--- QUELLENAUSZUG ---

Wegen eines Waldbrands im Südwesten von Madrid sind am Mittwoch mehrere Gemeinden in der spanischen Hauptstadtregion evakuiert worden. Aufgrund des Brandes in der Gemeinde Almorox seien die Gemeinden Encinar del Alberche, Ribera del Alberche und Rincón del Alberche evakuiert und die Gemeinde Villa del Prado unter Ausgangssperre gestellt worden, teilte der spanische Rettungsdienst am Abend im Onlinedienst X mit.
Brände in ganz Spanien
Almorox liegt in der Region Kastilien-La Mancha, etwa 70 Kilometer südwestlich von Madrid. Der spanischen Guardia Civil zufolge wurden mehrere Verkehrsachsen gesperrt. Die Behörden forderten die Anwohner auf, „bei Fahrten äußerste Vorsicht walten zu lassen, da die Sicht durch den Rauch stark eingeschränkt ist“. Der Zivilschutz rief Anwohner mit Atemwegserkrankungen zudem auf, nachts die Fenster zu schließen, um die Belastung zu verringern.
In den vergangenen Tagen sind in Spanien zahlreiche Brände ausgebrochen. Der größte Waldbrand befindet sich auf der anderen Seite Madrids in der Provinz Guadalajara, etwa hundert Kilometer nördlich der Hauptstadt. Er hat seit vergangenem Donnerstag 32.000 Hektar Land verwüstet. Insgesamt sind seit dem 1. Januar in Spanien bereits fast 125.000 Hektar verbrannt, wie aus der europäischen Datenbank zu Waldbränden (Effis) hervorgeht.

---

_AUFGABENSTELLUNG_. Wie lautet der Abschnitt des Berichts über den Waldbrand bei Madrid von „Wegen eines Waldbrands“ bis „Belastung zu verringern.“, wenn du ihn so änderst, dass dort „Bewohner“ statt „Anwohner“ steht?

--- AUFGEFÜHRTE EINTRÄGE ---

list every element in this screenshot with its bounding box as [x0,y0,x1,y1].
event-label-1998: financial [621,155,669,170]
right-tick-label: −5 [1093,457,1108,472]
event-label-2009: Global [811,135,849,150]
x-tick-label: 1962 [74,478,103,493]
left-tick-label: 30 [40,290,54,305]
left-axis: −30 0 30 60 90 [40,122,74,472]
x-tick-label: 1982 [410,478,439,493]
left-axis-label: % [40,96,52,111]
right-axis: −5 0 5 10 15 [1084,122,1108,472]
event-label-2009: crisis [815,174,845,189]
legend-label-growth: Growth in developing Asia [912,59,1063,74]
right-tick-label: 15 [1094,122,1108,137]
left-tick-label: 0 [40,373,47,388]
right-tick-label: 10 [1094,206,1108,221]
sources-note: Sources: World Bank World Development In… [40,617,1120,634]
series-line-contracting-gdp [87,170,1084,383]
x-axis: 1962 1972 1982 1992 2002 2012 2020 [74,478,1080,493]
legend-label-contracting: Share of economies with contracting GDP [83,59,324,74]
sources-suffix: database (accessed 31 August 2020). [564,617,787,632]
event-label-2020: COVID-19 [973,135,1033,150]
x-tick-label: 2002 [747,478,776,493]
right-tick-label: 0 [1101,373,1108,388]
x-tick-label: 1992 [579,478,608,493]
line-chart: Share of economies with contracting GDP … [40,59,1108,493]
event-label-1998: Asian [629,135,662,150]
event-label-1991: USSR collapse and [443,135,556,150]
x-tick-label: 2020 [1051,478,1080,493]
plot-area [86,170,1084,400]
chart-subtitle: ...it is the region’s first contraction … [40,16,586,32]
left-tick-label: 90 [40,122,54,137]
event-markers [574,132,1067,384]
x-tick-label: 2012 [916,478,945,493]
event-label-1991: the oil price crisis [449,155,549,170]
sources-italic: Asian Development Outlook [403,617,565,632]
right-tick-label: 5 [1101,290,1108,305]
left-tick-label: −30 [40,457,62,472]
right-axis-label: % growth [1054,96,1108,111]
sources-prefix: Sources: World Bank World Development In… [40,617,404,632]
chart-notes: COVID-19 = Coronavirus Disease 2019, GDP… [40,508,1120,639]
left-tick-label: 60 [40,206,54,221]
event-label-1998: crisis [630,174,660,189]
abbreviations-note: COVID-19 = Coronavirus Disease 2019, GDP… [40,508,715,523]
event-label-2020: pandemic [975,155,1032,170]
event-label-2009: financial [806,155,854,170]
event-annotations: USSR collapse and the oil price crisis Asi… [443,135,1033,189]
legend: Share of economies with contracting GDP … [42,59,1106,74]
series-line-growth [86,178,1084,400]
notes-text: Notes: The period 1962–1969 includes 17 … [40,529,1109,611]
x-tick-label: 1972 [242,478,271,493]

---

_LÖSUNG_.
Wegen eines Waldbrands im Südwesten von Madrid sind am Mittwoch mehrere Gemeinden in der spanischen Hauptstadtregion evakuiert worden. Aufgrund des Brandes in der Gemeinde Almorox seien die Gemeinden Encinar del Alberche, Ribera del Alberche und Rincón del Alberche evakuiert und die Gemeinde Villa del Prado unter Ausgangssperre gestellt worden, teilte der spanische Rettungsdienst am Abend im Onlinedienst X mit.
Brände in ganz Spanien
Almorox liegt in der Region Kastilien-La Mancha, etwa 70 Kilometer südwestlich von Madrid. Der spanischen Guardia Civil zufolge wurden mehrere Verkehrsachsen gesperrt. Die Behörden forderten die Bewohner auf, „bei Fahrten äußerste Vorsicht walten zu lassen, da die Sicht durch den Rauch stark eingeschränkt ist“. Der Zivilschutz rief Bewohner mit Atemwegserkrankungen zudem auf, nachts die Fenster zu schließen, um die Belastung zu verringern.